-- What the exercise asks --
Retype, without alteration, each line from the line containing "Read this page and output its text content." to the final line of the records.

-- Supplied material --
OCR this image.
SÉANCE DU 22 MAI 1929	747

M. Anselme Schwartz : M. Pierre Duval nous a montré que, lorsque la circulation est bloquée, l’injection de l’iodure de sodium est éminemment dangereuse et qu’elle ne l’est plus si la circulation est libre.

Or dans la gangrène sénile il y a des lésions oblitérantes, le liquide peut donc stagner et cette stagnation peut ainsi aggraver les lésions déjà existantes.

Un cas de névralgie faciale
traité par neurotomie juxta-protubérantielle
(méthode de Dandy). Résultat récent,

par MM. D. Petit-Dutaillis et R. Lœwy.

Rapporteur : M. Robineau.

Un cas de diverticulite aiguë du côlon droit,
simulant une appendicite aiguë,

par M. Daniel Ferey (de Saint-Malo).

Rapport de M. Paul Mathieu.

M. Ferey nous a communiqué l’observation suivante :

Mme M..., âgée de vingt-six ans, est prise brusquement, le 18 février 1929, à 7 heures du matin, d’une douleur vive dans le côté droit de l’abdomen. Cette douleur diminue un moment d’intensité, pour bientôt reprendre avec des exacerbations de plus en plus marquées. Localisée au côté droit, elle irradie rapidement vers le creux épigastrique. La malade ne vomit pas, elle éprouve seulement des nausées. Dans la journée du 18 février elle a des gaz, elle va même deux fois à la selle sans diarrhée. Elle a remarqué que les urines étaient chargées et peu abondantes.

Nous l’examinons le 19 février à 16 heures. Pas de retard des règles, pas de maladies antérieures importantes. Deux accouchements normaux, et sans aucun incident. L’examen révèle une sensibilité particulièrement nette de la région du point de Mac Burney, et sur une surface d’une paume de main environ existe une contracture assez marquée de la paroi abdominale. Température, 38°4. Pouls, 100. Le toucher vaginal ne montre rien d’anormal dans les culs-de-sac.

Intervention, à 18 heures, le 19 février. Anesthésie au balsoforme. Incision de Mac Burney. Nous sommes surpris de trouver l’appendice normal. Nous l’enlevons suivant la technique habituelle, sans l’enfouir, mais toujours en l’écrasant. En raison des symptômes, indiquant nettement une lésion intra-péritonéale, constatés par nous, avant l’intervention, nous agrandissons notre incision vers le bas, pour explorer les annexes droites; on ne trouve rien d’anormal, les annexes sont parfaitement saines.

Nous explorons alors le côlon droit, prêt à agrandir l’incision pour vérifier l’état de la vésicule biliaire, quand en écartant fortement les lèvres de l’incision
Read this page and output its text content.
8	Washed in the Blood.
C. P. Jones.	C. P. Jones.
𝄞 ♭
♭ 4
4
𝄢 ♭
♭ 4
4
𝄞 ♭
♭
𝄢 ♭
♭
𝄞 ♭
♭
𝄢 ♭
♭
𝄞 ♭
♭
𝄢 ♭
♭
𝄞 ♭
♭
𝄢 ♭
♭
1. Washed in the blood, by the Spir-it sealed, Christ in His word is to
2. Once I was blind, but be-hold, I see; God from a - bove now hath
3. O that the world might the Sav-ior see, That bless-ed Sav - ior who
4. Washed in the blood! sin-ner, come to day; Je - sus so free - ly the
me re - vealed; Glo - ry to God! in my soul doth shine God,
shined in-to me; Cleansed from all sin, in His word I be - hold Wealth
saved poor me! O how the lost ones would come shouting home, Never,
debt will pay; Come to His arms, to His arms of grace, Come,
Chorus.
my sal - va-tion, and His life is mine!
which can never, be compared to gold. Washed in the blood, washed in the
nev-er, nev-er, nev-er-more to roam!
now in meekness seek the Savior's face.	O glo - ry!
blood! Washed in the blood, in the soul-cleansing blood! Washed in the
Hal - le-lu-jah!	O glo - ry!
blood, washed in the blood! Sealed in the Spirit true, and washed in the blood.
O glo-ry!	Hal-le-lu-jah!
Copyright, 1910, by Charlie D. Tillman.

-- Response to this task --
Read this page and output its text content.
8	Washed in the Blood.
C. P. Jones.	C. P. Jones.
𝄞 ♭
♭ 4
4
𝄢 ♭
♭ 4
4
𝄞 ♭
♭
𝄢 ♭
♭
𝄞 ♭
♭
𝄢 ♭
♭
𝄞 ♭
♭
𝄢 ♭
♭
𝄞 ♭
♭
𝄢 ♭
♭
1. Washed in the blood, by the Spir-it sealed, Christ in His word is to
2. Once I was blind, but be-hold, I see; God from a - bove now hath
3. O that the world might the Sav-ior see, That bless-ed Sav - ior who
4. Washed in the blood! sin-ner, come to day; Je - sus so free - ly the
me re - vealed; Glo - ry to God! in my soul doth shine God,
shined in-to me; Cleansed from all sin, in His word I be - hold Wealth
saved poor me! O how the lost ones would come shouting home, Never,
debt will pay; Come to His arms, to His arms of grace, Come,
Chorus.
my sal - va-tion, and His life is mine!
which can never, be compared to gold. Washed in the blood, washed in the
nev-er, nev-er, nev-er-more to roam!
now in meekness seek the Savior's face.	O glo - ry!
blood! Washed in the blood, in the soul-cleansing blood! Washed in the
Hal - le-lu-jah!	O glo - ry!
blood, washed in the blood! Sealed in the Spirit true, and washed in the blood.
O glo-ry!	Hal-le-lu-jah!
Copyright, 1910, by Charlie D. Tillman.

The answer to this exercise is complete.